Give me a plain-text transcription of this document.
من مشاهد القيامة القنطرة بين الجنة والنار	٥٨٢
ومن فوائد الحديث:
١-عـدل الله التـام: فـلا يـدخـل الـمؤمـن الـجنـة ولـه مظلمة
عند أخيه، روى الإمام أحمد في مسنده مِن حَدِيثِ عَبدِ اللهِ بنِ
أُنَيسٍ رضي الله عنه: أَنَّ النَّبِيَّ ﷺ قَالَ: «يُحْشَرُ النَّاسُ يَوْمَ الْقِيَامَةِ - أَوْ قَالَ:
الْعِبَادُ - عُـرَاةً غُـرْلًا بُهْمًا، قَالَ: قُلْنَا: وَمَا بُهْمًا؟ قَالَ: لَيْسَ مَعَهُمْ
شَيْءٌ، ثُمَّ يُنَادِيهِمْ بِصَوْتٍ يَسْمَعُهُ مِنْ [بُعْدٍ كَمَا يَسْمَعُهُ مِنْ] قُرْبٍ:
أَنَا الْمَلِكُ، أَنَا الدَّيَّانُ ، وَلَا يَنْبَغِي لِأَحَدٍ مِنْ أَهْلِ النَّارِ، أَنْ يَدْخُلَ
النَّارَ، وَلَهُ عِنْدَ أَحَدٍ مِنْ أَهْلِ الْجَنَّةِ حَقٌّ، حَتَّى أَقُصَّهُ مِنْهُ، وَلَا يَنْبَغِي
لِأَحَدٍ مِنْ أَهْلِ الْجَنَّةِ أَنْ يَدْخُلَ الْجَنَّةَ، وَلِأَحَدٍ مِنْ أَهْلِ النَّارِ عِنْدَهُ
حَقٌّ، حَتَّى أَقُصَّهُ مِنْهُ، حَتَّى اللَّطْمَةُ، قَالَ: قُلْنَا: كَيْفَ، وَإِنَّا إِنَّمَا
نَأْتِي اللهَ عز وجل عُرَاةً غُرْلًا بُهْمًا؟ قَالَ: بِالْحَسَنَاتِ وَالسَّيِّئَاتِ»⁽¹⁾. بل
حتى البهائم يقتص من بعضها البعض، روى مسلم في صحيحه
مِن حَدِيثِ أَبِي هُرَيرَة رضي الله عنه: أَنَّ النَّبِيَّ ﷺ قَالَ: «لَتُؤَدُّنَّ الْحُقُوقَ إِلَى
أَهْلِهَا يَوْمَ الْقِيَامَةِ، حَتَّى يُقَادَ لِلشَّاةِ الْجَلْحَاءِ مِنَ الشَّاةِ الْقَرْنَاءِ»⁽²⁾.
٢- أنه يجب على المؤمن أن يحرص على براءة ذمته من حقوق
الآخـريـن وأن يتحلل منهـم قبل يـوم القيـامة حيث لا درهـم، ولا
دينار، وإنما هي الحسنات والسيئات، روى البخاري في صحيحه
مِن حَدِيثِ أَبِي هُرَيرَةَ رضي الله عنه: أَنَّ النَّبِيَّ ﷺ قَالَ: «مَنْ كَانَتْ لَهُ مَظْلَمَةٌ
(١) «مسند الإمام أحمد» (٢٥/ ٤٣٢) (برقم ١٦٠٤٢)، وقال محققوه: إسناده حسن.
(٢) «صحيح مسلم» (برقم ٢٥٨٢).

- SET TASK
From the records, copy every line that has the string "مسلم" in it.

- FULL OUTPUT
حتى البهائم يقتص من بعضها البعض، روى مسلم في صحيحه
(٢) «صحيح مسلم» (برقم ٢٥٨٢).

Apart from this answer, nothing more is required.